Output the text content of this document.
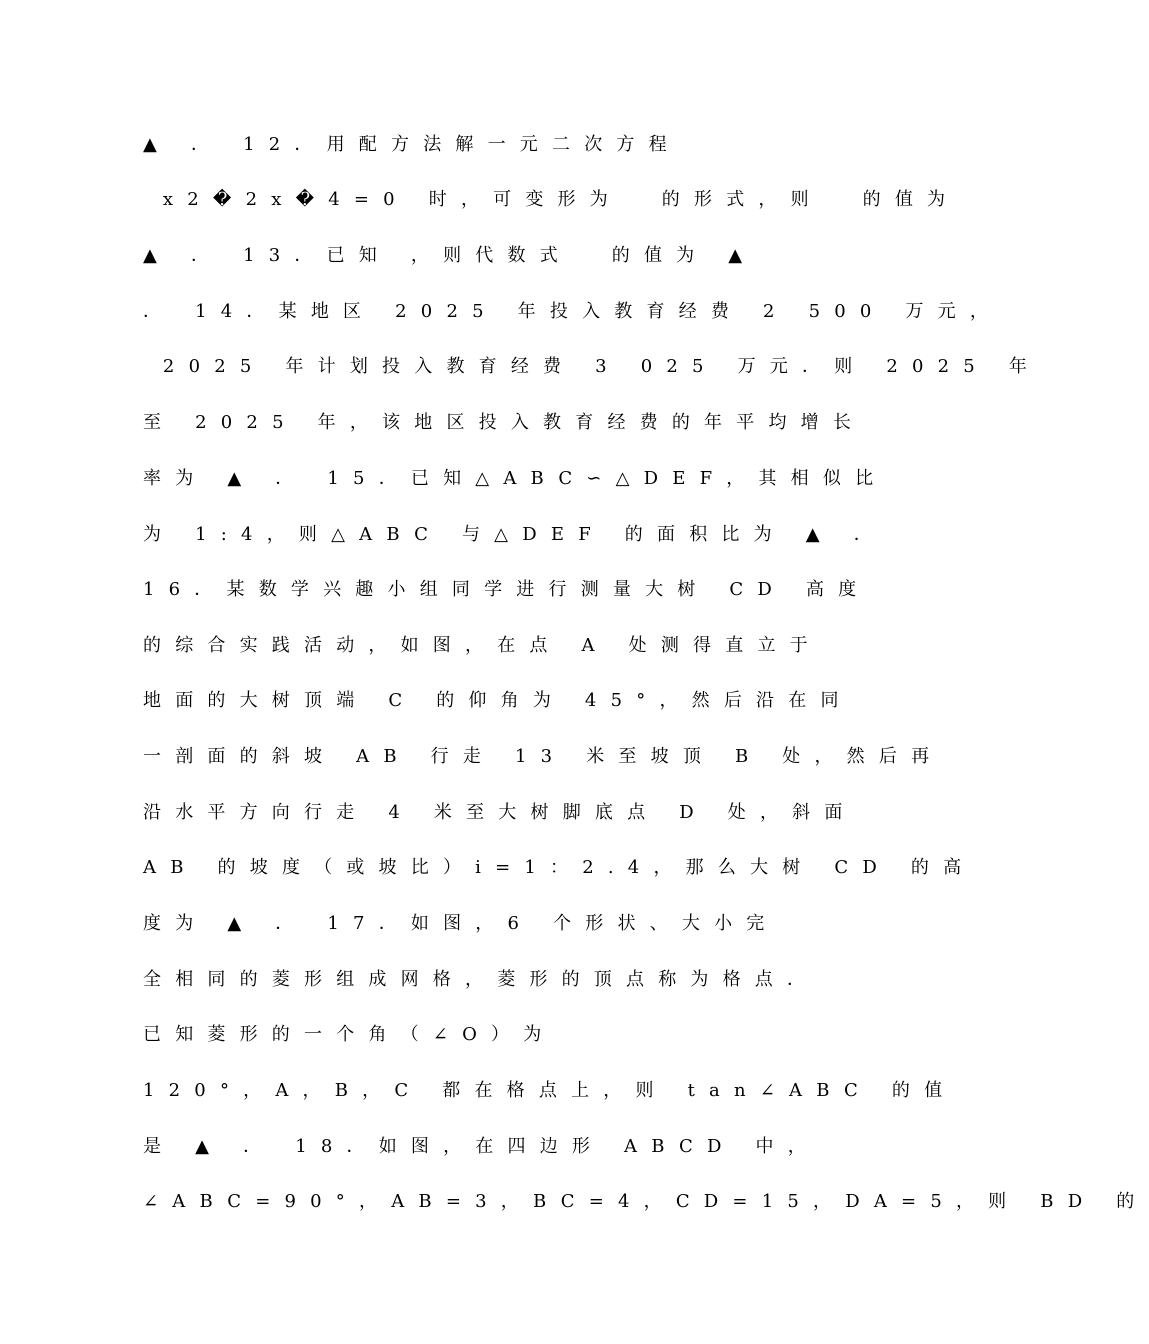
▲ ． 12．用配方法解一元二次方程
x2�2x�4=0 时，可变形为  的形式，则  的值为
▲ ． 13．已知 ，则代数式  的值为 ▲
． 14．某地区 2025 年投入教育经费 2 500 万元，
2025 年计划投入教育经费 3 025 万元．则 2025 年
至 2025 年，该地区投入教育经费的年平均增长
率为 ▲ ． 15．已知△ABC∽△DEF，其相似比
为 1:4，则△ABC 与△DEF 的面积比为 ▲ ．
16．某数学兴趣小组同学进行测量大树 CD 高度
的综合实践活动，如图，在点 A 处测得直立于
地面的大树顶端 C 的仰角为 45°，然后沿在同
一剖面的斜坡 AB 行走 13 米至坡顶 B 处，然后再
沿水平方向行走 4 米至大树脚底点 D 处，斜面
AB 的坡度（或坡比）i=1：2.4，那么大树 CD 的高
度为 ▲ ． 17．如图，6 个形状、大小完
全相同的菱形组成网格，菱形的顶点称为格点．
已知菱形的一个角（∠O）为
120°，A，B，C 都在格点上，则 tan∠ABC 的值
是 ▲ ． 18．如图，在四边形 ABCD 中，
∠ABC=90°，AB=3，BC=4，CD=15，DA=5，则 BD 的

::::::::::

(The request) The data above should be repeated exactly, minus any pictures.

(Completed exercise)
Output the text content of this document.
▲ ． 12．用配方法解一元二次方程
x2�2x�4=0 时，可变形为  的形式，则  的值为
▲ ． 13．已知 ，则代数式  的值为 ▲
． 14．某地区 2025 年投入教育经费 2 500 万元，
2025 年计划投入教育经费 3 025 万元．则 2025 年
至 2025 年，该地区投入教育经费的年平均增长
率为 ▲ ． 15．已知△ABC∽△DEF，其相似比
为 1:4，则△ABC 与△DEF 的面积比为 ▲ ．
16．某数学兴趣小组同学进行测量大树 CD 高度
的综合实践活动，如图，在点 A 处测得直立于
地面的大树顶端 C 的仰角为 45°，然后沿在同
一剖面的斜坡 AB 行走 13 米至坡顶 B 处，然后再
沿水平方向行走 4 米至大树脚底点 D 处，斜面
AB 的坡度（或坡比）i=1：2.4，那么大树 CD 的高
度为 ▲ ． 17．如图，6 个形状、大小完
全相同的菱形组成网格，菱形的顶点称为格点．
已知菱形的一个角（∠O）为
120°，A，B，C 都在格点上，则 tan∠ABC 的值
是 ▲ ． 18．如图，在四边形 ABCD 中，
∠ABC=90°，AB=3，BC=4，CD=15，DA=5，则 BD 的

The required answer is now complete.